- [Set exercise]:
Retype the whole listing, please, keeping every line exact and dropping the pictures.

Data entries
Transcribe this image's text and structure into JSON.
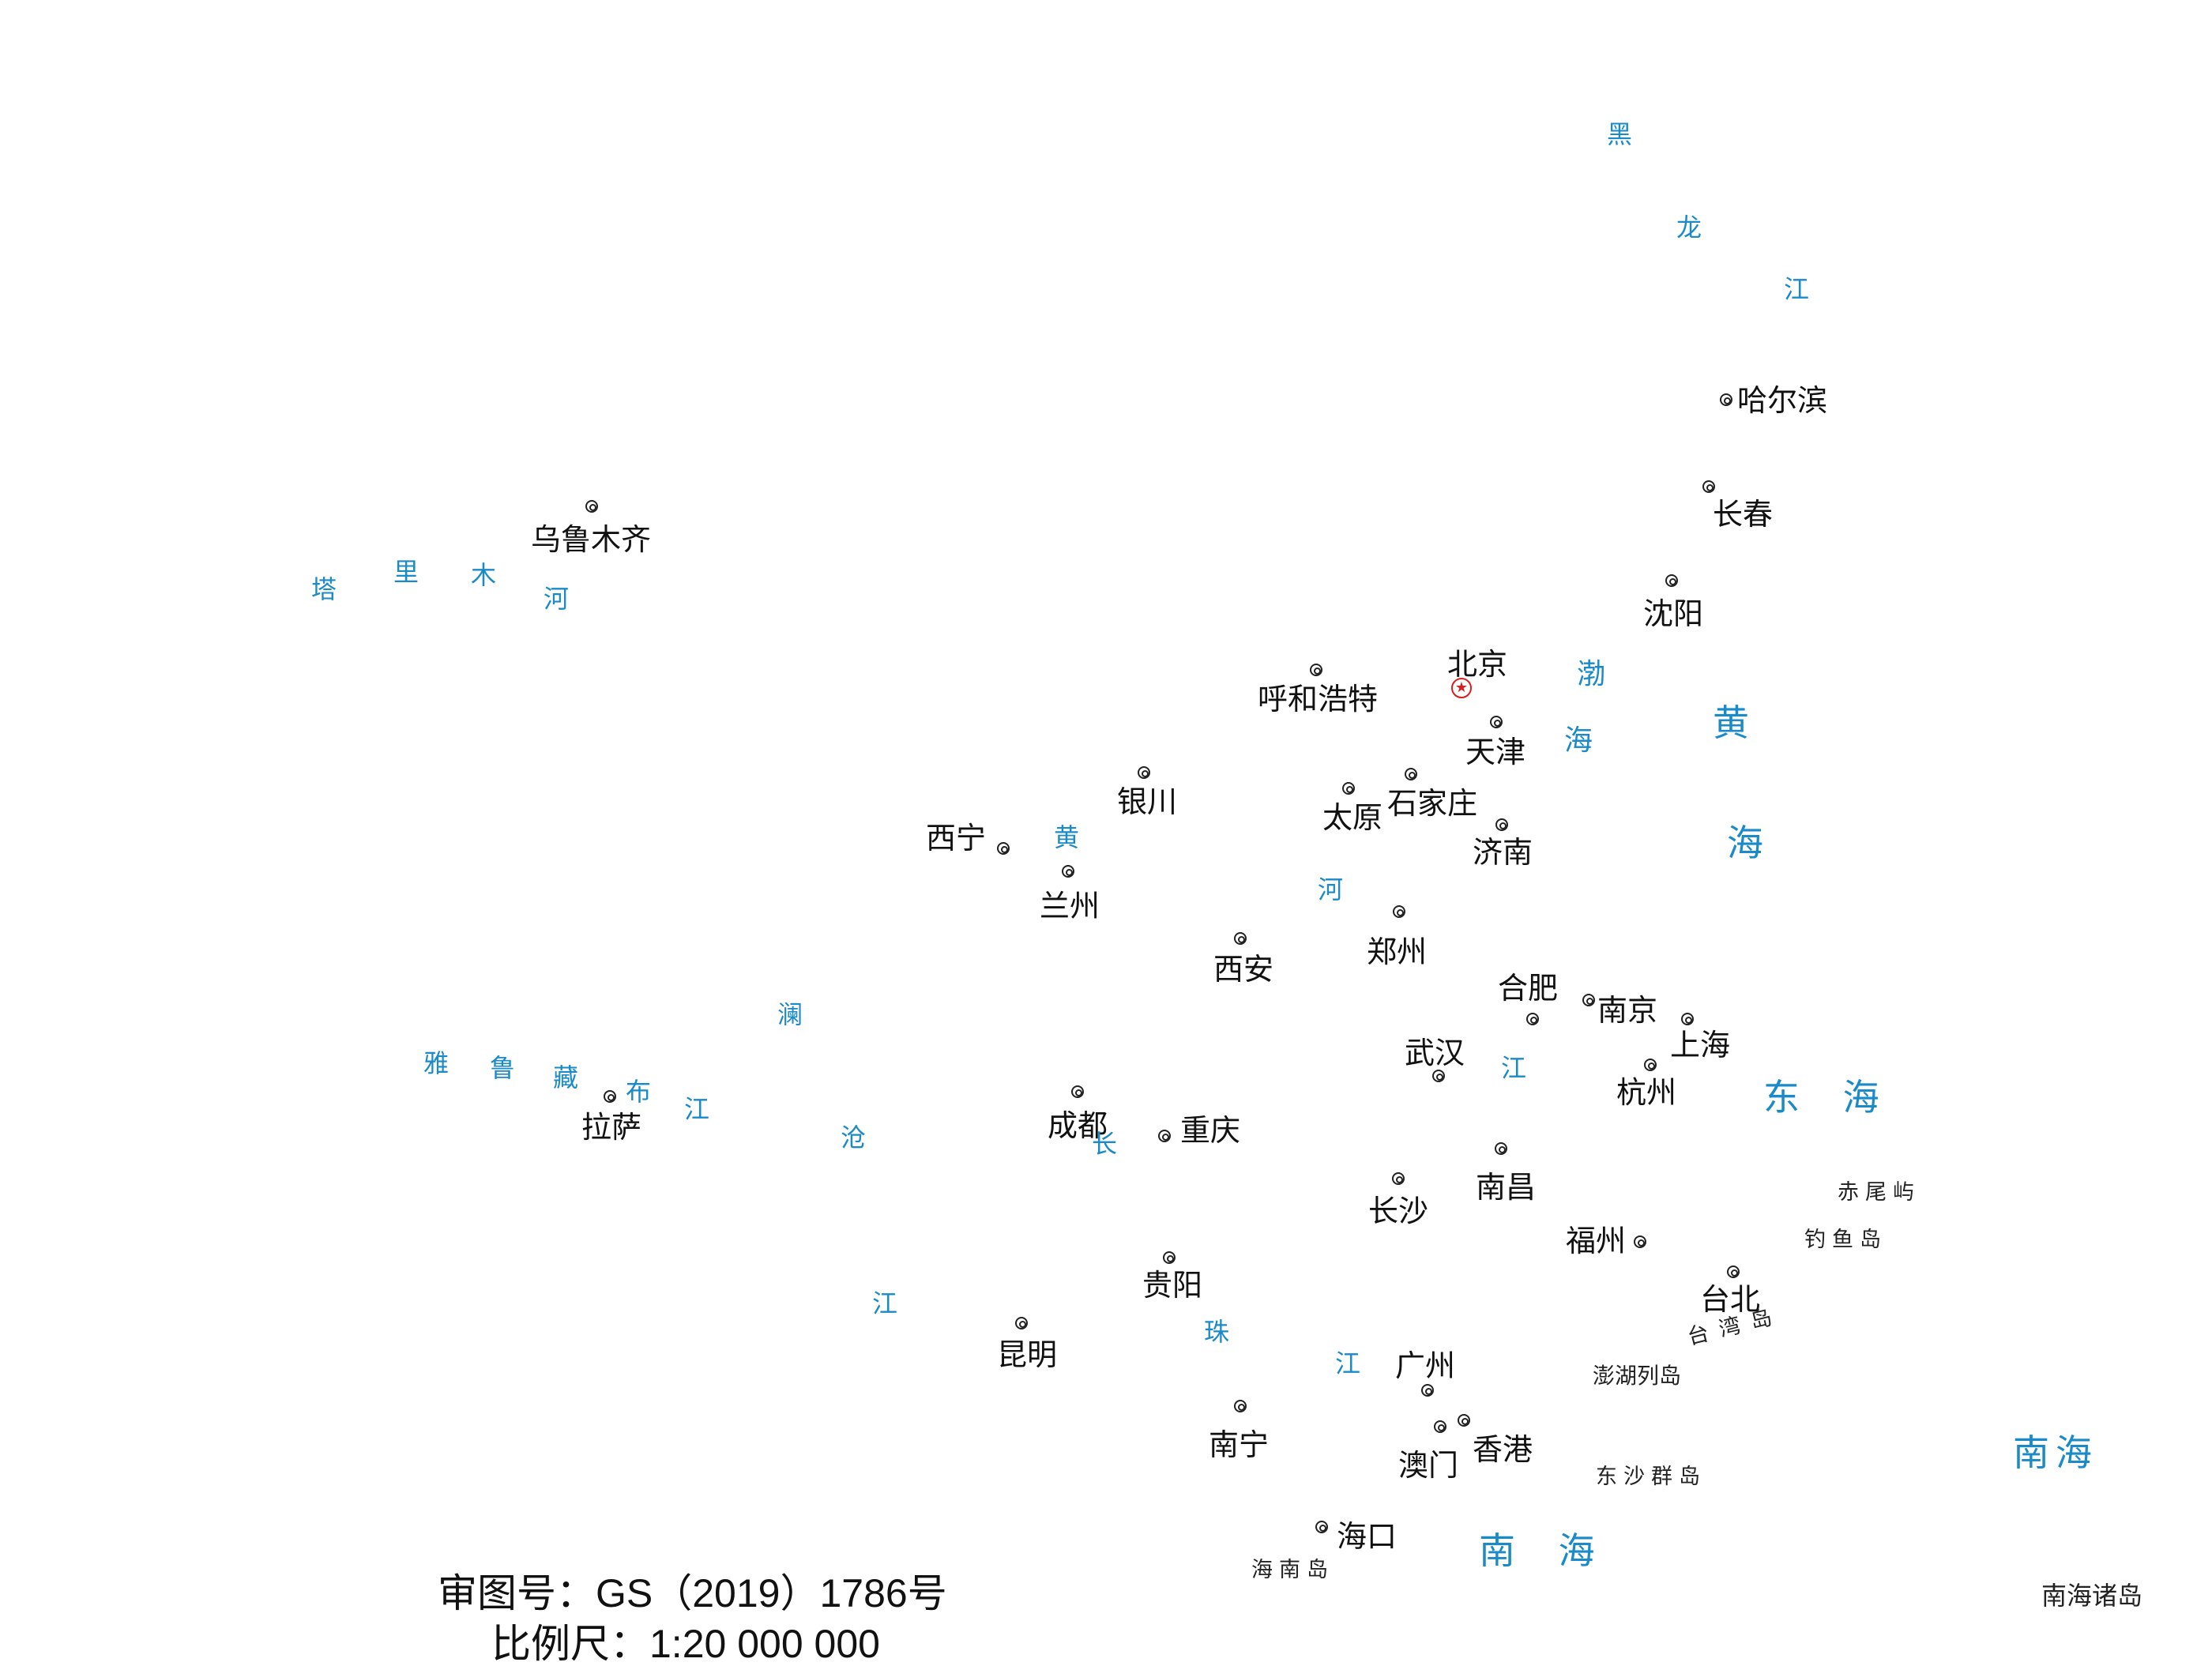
{
  "colors": {
    "river": "#1a8ac8",
    "sea": "#1a8ac8",
    "text": "#111111",
    "capital": "#d81e1e"
  },
  "capital_icon": "star-in-circle-icon",
  "capital": {
    "name": "北京"
  },
  "cities": [
    {
      "id": "haerbin",
      "name": "哈尔滨"
    },
    {
      "id": "changchun",
      "name": "长春"
    },
    {
      "id": "shenyang",
      "name": "沈阳"
    },
    {
      "id": "wulumuqi",
      "name": "乌鲁木齐"
    },
    {
      "id": "huhehaote",
      "name": "呼和浩特"
    },
    {
      "id": "tianjin",
      "name": "天津"
    },
    {
      "id": "yinchuan",
      "name": "银川"
    },
    {
      "id": "taiyuan",
      "name": "太原"
    },
    {
      "id": "shijiazhuang",
      "name": "石家庄"
    },
    {
      "id": "jinan",
      "name": "济南"
    },
    {
      "id": "xining",
      "name": "西宁"
    },
    {
      "id": "lanzhou",
      "name": "兰州"
    },
    {
      "id": "zhengzhou",
      "name": "郑州"
    },
    {
      "id": "xian",
      "name": "西安"
    },
    {
      "id": "hefei",
      "name": "合肥"
    },
    {
      "id": "nanjing",
      "name": "南京"
    },
    {
      "id": "shanghai",
      "name": "上海"
    },
    {
      "id": "wuhan",
      "name": "武汉"
    },
    {
      "id": "hangzhou",
      "name": "杭州"
    },
    {
      "id": "lasa",
      "name": "拉萨"
    },
    {
      "id": "chengdu",
      "name": "成都"
    },
    {
      "id": "chongqing",
      "name": "重庆"
    },
    {
      "id": "nanchang",
      "name": "南昌"
    },
    {
      "id": "changsha",
      "name": "长沙"
    },
    {
      "id": "fuzhou",
      "name": "福州"
    },
    {
      "id": "taibei",
      "name": "台北"
    },
    {
      "id": "guiyang",
      "name": "贵阳"
    },
    {
      "id": "kunming",
      "name": "昆明"
    },
    {
      "id": "guangzhou",
      "name": "广州"
    },
    {
      "id": "nanning",
      "name": "南宁"
    },
    {
      "id": "aomen",
      "name": "澳门"
    },
    {
      "id": "xianggang",
      "name": "香港"
    },
    {
      "id": "haikou",
      "name": "海口"
    }
  ],
  "rivers": [
    {
      "id": "heilongjiang",
      "chars": [
        "黑",
        "龙",
        "江"
      ]
    },
    {
      "id": "talimuhe",
      "chars": [
        "塔",
        "里",
        "木",
        "河"
      ]
    },
    {
      "id": "huanghe",
      "chars": [
        "黄",
        "河"
      ]
    },
    {
      "id": "yarlung",
      "chars": [
        "雅",
        "鲁",
        "藏",
        "布",
        "江"
      ]
    },
    {
      "id": "lancang",
      "chars": [
        "澜",
        "沧",
        "江"
      ]
    },
    {
      "id": "changjiang",
      "chars": [
        "长",
        "江"
      ]
    },
    {
      "id": "zhujiang",
      "chars": [
        "珠",
        "江"
      ]
    }
  ],
  "seas": [
    {
      "id": "bohai",
      "chars": [
        "渤",
        "海"
      ]
    },
    {
      "id": "huanghai",
      "chars": [
        "黄",
        "海"
      ]
    },
    {
      "id": "donghai",
      "text": "东 海"
    },
    {
      "id": "nanhai",
      "text": "南 海"
    },
    {
      "id": "nanhai-inset",
      "text": "南海"
    }
  ],
  "islands": {
    "chiweiyu": "赤尾屿",
    "diaoyudao": "钓鱼岛",
    "taiwandao": "台湾岛",
    "penghu": "澎湖列岛",
    "dongsha": "东沙群岛",
    "hainandao": "海南岛",
    "nanhaizhudao": "南海诸岛"
  },
  "footer": {
    "review_number": "审图号：GS（2019）1786号",
    "scale": "比例尺：1:20 000 000"
  }
}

- [Answer to the task]:
Transcribe this image's text and structure into JSON.
{
  "colors": {
    "river": "#1a8ac8",
    "sea": "#1a8ac8",
    "text": "#111111",
    "capital": "#d81e1e"
  },
  "capital_icon": "star-in-circle-icon",
  "capital": {
    "name": "北京"
  },
  "cities": [
    {
      "id": "haerbin",
      "name": "哈尔滨"
    },
    {
      "id": "changchun",
      "name": "长春"
    },
    {
      "id": "shenyang",
      "name": "沈阳"
    },
    {
      "id": "wulumuqi",
      "name": "乌鲁木齐"
    },
    {
      "id": "huhehaote",
      "name": "呼和浩特"
    },
    {
      "id": "tianjin",
      "name": "天津"
    },
    {
      "id": "yinchuan",
      "name": "银川"
    },
    {
      "id": "taiyuan",
      "name": "太原"
    },
    {
      "id": "shijiazhuang",
      "name": "石家庄"
    },
    {
      "id": "jinan",
      "name": "济南"
    },
    {
      "id": "xining",
      "name": "西宁"
    },
    {
      "id": "lanzhou",
      "name": "兰州"
    },
    {
      "id": "zhengzhou",
      "name": "郑州"
    },
    {
      "id": "xian",
      "name": "西安"
    },
    {
      "id": "hefei",
      "name": "合肥"
    },
    {
      "id": "nanjing",
      "name": "南京"
    },
    {
      "id": "shanghai",
      "name": "上海"
    },
    {
      "id": "wuhan",
      "name": "武汉"
    },
    {
      "id": "hangzhou",
      "name": "杭州"
    },
    {
      "id": "lasa",
      "name": "拉萨"
    },
    {
      "id": "chengdu",
      "name": "成都"
    },
    {
      "id": "chongqing",
      "name": "重庆"
    },
    {
      "id": "nanchang",
      "name": "南昌"
    },
    {
      "id": "changsha",
      "name": "长沙"
    },
    {
      "id": "fuzhou",
      "name": "福州"
    },
    {
      "id": "taibei",
      "name": "台北"
    },
    {
      "id": "guiyang",
      "name": "贵阳"
    },
    {
      "id": "kunming",
      "name": "昆明"
    },
    {
      "id": "guangzhou",
      "name": "广州"
    },
    {
      "id": "nanning",
      "name": "南宁"
    },
    {
      "id": "aomen",
      "name": "澳门"
    },
    {
      "id": "xianggang",
      "name": "香港"
    },
    {
      "id": "haikou",
      "name": "海口"
    }
  ],
  "rivers": [
    {
      "id": "heilongjiang",
      "chars": [
        "黑",
        "龙",
        "江"
      ]
    },
    {
      "id": "talimuhe",
      "chars": [
        "塔",
        "里",
        "木",
        "河"
      ]
    },
    {
      "id": "huanghe",
      "chars": [
        "黄",
        "河"
      ]
    },
    {
      "id": "yarlung",
      "chars": [
        "雅",
        "鲁",
        "藏",
        "布",
        "江"
      ]
    },
    {
      "id": "lancang",
      "chars": [
        "澜",
        "沧",
        "江"
      ]
    },
    {
      "id": "changjiang",
      "chars": [
        "长",
        "江"
      ]
    },
    {
      "id": "zhujiang",
      "chars": [
        "珠",
        "江"
      ]
    }
  ],
  "seas": [
    {
      "id": "bohai",
      "chars": [
        "渤",
        "海"
      ]
    },
    {
      "id": "huanghai",
      "chars": [
        "黄",
        "海"
      ]
    },
    {
      "id": "donghai",
      "text": "东 海"
    },
    {
      "id": "nanhai",
      "text": "南 海"
    },
    {
      "id": "nanhai-inset",
      "text": "南海"
    }
  ],
  "islands": {
    "chiweiyu": "赤尾屿",
    "diaoyudao": "钓鱼岛",
    "taiwandao": "台湾岛",
    "penghu": "澎湖列岛",
    "dongsha": "东沙群岛",
    "hainandao": "海南岛",
    "nanhaizhudao": "南海诸岛"
  },
  "footer": {
    "review_number": "审图号：GS（2019）1786号",
    "scale": "比例尺：1:20 000 000"
  }
}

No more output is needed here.